What needs to be done.
Of the lines below, how many hold the string "Saxophone"? Give only the number.
__________
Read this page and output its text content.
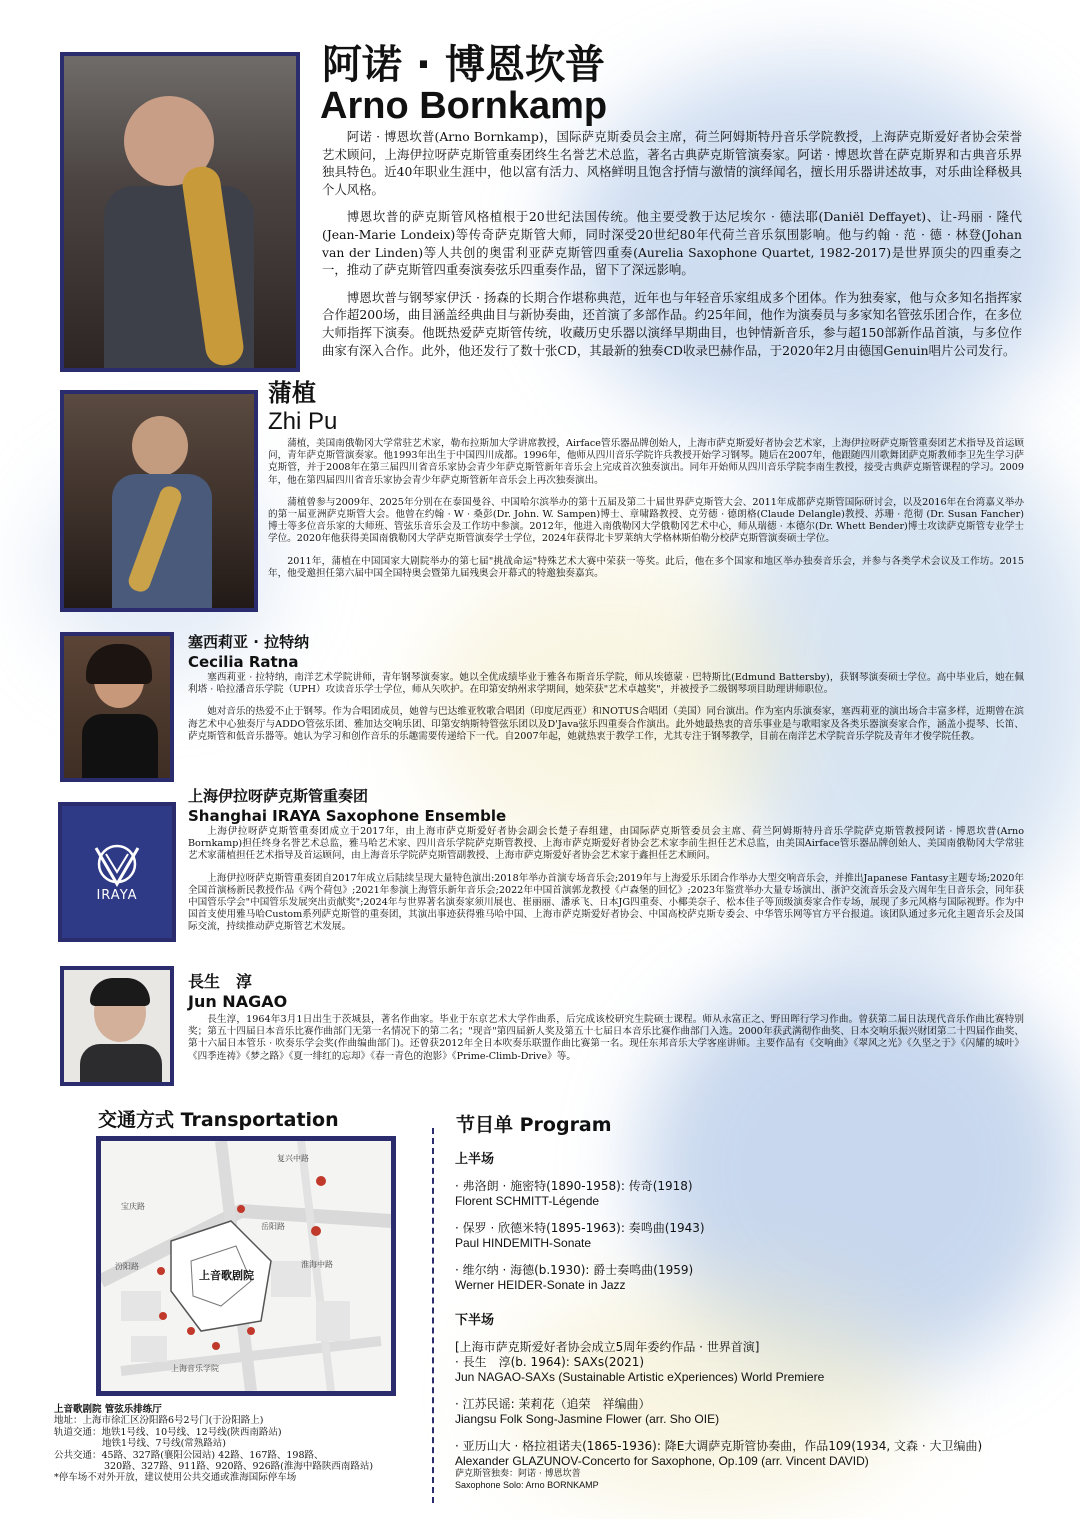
阿诺 · 博恩坎普
Arno Bornkamp

阿诺 · 博恩坎普(Arno Bornkamp)，国际萨克斯委员会主席，荷兰阿姆斯特丹音乐学院教授，上海萨克斯爱好者协会荣誉艺术顾问，上海伊拉呀萨克斯管重奏团终生名誉艺术总监，著名古典萨克斯管演奏家。阿诺 · 博恩坎普在萨克斯界和古典音乐界独具特色。近40年职业生涯中，他以富有活力、风格鲜明且饱含抒情与激情的演绎闻名，擅长用乐器讲述故事，对乐曲诠释极具个人风格。

博恩坎普的萨克斯管风格植根于20世纪法国传统。他主要受教于达尼埃尔 · 德法耶(Daniël Deffayet)、让-玛丽 · 隆代(Jean-Marie Londeix)等传奇萨克斯管大师，同时深受20世纪80年代荷兰音乐氛围影响。他与约翰 · 范 · 德 · 林登(Johan van der Linden)等人共创的奥雷利亚萨克斯管四重奏(Aurelia Saxophone Quartet, 1982-2017)是世界顶尖的四重奏之一，推动了萨克斯管四重奏演奏弦乐四重奏作品，留下了深远影响。

博恩坎普与钢琴家伊沃 · 扬森的长期合作堪称典范，近年也与年轻音乐家组成多个团体。作为独奏家，他与众多知名指挥家合作超200场，曲目涵盖经典曲目与新协奏曲，还首演了多部作品。约25年间，他作为演奏员与多家知名管弦乐团合作，在多位大师指挥下演奏。他既热爱萨克斯管传统，收藏历史乐器以演绎早期曲目，也钟情新音乐，参与超150部新作品首演，与多位作曲家有深入合作。此外，他还发行了数十张CD，其最新的独奏CD收录巴赫作品，于2020年2月由德国Genuin唱片公司发行。

蒲植
Zhi Pu

蒲植，美国南俄勒冈大学常驻艺术家，勒布拉斯加大学讲席教授，Airface管乐器品牌创始人，上海市萨克斯爱好者协会艺术家，上海伊拉呀萨克斯管重奏团艺术指导及首运顾问，青年萨克斯管演奏家。他1993年出生于中国四川成都。1996年，他师从四川音乐学院许兵教授开始学习钢琴。随后在2007年，他跟随四川歌舞团萨克斯教师李卫先生学习萨克斯管，并于2008年在第三届四川省音乐家协会青少年萨克斯管新年音乐会上完成首次独奏演出。同年开始师从四川音乐学院李南生教授，接受古典萨克斯管课程的学习。2009年，他在第四届四川省音乐家协会青少年萨克斯管新年音乐会上再次独奏演出。

蒲植曾参与2009年、2025年分别在在泰国曼谷、中国哈尔滨举办的第十五届及第二十届世界萨克斯管大会、2011年成都萨克斯管国际研讨会，以及2016年在台湾嘉义举办的第一届亚洲萨克斯管大会。他曾在约翰 · W · 桑彭(Dr. John. W. Sampen)博士、章啸路教授、克劳德 · 德朗格(Claude Delangle)教授、苏珊 · 范彻 (Dr. Susan Fancher) 博士等多位音乐家的大师班、管弦乐音乐会及工作坊中参演。2012年，他进入南俄勒冈大学俄勒冈艺术中心，师从瑞德 · 本德尔(Dr. Whett Bender)博士攻读萨克斯管专业学士学位。2020年他获得美国南俄勒冈大学萨克斯管演奏学士学位，2024年获得北卡罗莱纳大学格林斯伯勒分校萨克斯管演奏硕士学位。

2011年，蒲植在中国国家大剧院举办的第七届"挑战命运"特殊艺术大赛中荣获一等奖。此后，他在多个国家和地区举办独奏音乐会，并参与各类学术会议及工作坊。2015年，他受邀担任第六届中国全国特奥会暨第九届残奥会开幕式的特邀独奏嘉宾。

塞西莉亚 · 拉特纳
Cecilia Ratna

塞西莉亚 · 拉特纳，南洋艺术学院讲师，青年钢琴演奏家。她以全优成绩毕业于雅各布斯音乐学院，师从埃德蒙 · 巴特斯比(Edmund Battersby)，获钢琴演奏硕士学位。高中毕业后，她在佩利塔 · 哈拉潘音乐学院（UPH）攻读音乐学士学位，师从矢吹护。在印第安纳州求学期间，她荣获"艺术卓越奖"，并被授予二级钢琴项目助理讲师职位。

她对音乐的热爱不止于钢琴。作为合唱团成员，她曾与巴达维亚牧歌合唱团（印度尼西亚）和NOTUS合唱团（美国）同台演出。作为室内乐演奏家，塞西莉亚的演出场合丰富多样，近期曾在滨海艺术中心独奏厅与ADDO管弦乐团、雅加达交响乐团、印第安纳斯特管弦乐团以及D'Java弦乐四重奏合作演出。此外她最热衷的音乐事业是与歌唱家及各类乐器演奏家合作，涵盖小提琴、长笛、萨克斯管和低音乐器等。她认为学习和创作音乐的乐趣需要传递给下一代。自2007年起，她就热衷于教学工作，尤其专注于钢琴教学，目前在南洋艺术学院音乐学院及青年才俊学院任教。

IRAYA
上海伊拉呀萨克斯管重奏团
Shanghai IRAYA Saxophone Ensemble

上海伊拉呀萨克斯管重奏团成立于2017年，由上海市萨克斯爱好者协会副会长楚子春组建，由国际萨克斯管委员会主席、荷兰阿姆斯特丹音乐学院萨克斯管教授阿诺 · 博恩坎普(Arno Bornkamp)担任终身名誉艺术总监，雅马哈艺术家、四川音乐学院萨克斯管教授、上海市萨克斯爱好者协会艺术家李前生担任艺术总监，由美国Airface管乐器品牌创始人、美国南俄勒冈大学常驻艺术家蒲植担任艺术指导及首运顾问，由上海音乐学院萨克斯管副教授、上海市萨克斯爱好者协会艺术家于鑫担任艺术顾问。

上海伊拉呀萨克斯管重奏团自2017年成立后陆续呈现大量特色演出:2018年举办首演专场音乐会;2019年与上海爱乐乐团合作举办大型交响音乐会，并推出Japanese Fantasy主题专场;2020年全国首演杨新民教授作品《两个荷包》;2021年参演上海管乐新年音乐会;2022年中国首演郭龙教授《卢森堡的回忆》;2023年鉴赏举办大量专场演出、浙沪交流音乐会及六周年生日音乐会，同年获中国管乐学会"中国管乐发展突出贡献奖";2024年与世界著名演奏家须川展也、崔丽丽、潘承飞、日本JG四重奏、小椰美奈子、松本佳子等顶级演奏家合作专场，展现了多元风格与国际视野。作为中国首支使用雅马哈Custom系列萨克斯管的重奏团，其演出事迹获得雅马哈中国、上海市萨克斯爱好者协会、中国高校萨克斯专委会、中华管乐网等官方平台报道。该团队通过多元化主题音乐会及国际交流，持续推动萨克斯管艺术发展。

長生　淳
Jun NAGAO

長生淳，1964年3月1日出生于茨城县，著名作曲家。毕业于东京艺术大学作曲系，后完成该校研究生院硕士课程。师从永富正之、野田晖行学习作曲。曾获第二届日法现代音乐作曲比赛特别奖；第五十四届日本音乐比赛作曲部门无第一名情况下的第二名；"现音"第四届新人奖及第五十七届日本音乐比赛作曲部门入选。2000年获武满彻作曲奖、日本交响乐振兴财团第二十四届作曲奖、第十六届日本管乐 · 吹奏乐学会奖(作曲编曲部门)。还曾获2012年全日本吹奏乐联盟作曲比赛第一名。现任东邦音乐大学客座讲师。主要作品有《交响曲》《翠风之光》《久坚之于》《闪耀的城叶》《四季连祷》《梦之路》《夏一绯红的忘却》《春一青色的泡影》《Prime-Climb-Drive》等。

交通方式 Transportation
上音歌剧院
汾阳路
复兴中路
淮海中路
岳阳路
宝庆路
上海音乐学院
上音歌剧院 管弦乐排练厅
地址：上海市徐汇区汾阳路6号2号门(于汾阳路上)
轨道交通：地铁1号线、10号线、12号线(陕西南路站)
地铁1号线、7号线(常熟路站)
公共交通：45路、327路(襄阳公园站) 42路、167路、198路、
320路、327路、911路、920路、926路(淮海中路陕西南路站)
*停车场不对外开放，建议使用公共交通或淮海国际停车场
节目单 Program
上半场
· 弗洛朗 · 施密特(1890-1958): 传奇(1918)
Florent SCHMITT-Légende
· 保罗 · 欣德米特(1895-1963): 奏鸣曲(1943)
Paul HINDEMITH-Sonate
· 维尔纳 · 海德(b.1930): 爵士奏鸣曲(1959)
Werner HEIDER-Sonate in Jazz
下半场
[上海市萨克斯爱好者协会成立5周年委约作品 · 世界首演]
· 長生　淳(b. 1964): SAXs(2021)
Jun NAGAO-SAXs (Sustainable Artistic eXperiences) World Premiere
· 江苏民谣: 茉莉花（追荣　祥编曲）
Jiangsu Folk Song-Jasmine Flower (arr. Sho OIE)
· 亚历山大 · 格拉祖诺夫(1865-1936): 降E大调萨克斯管协奏曲，作品109(1934, 文森 · 大卫编曲)
Alexander GLAZUNOV-Concerto for Saxophone, Op.109 (arr. Vincent DAVID)
萨克斯管独奏：阿诺 · 博恩坎普
Saxophone Solo: Arno BORNKAMP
__________
Solution to this task.
4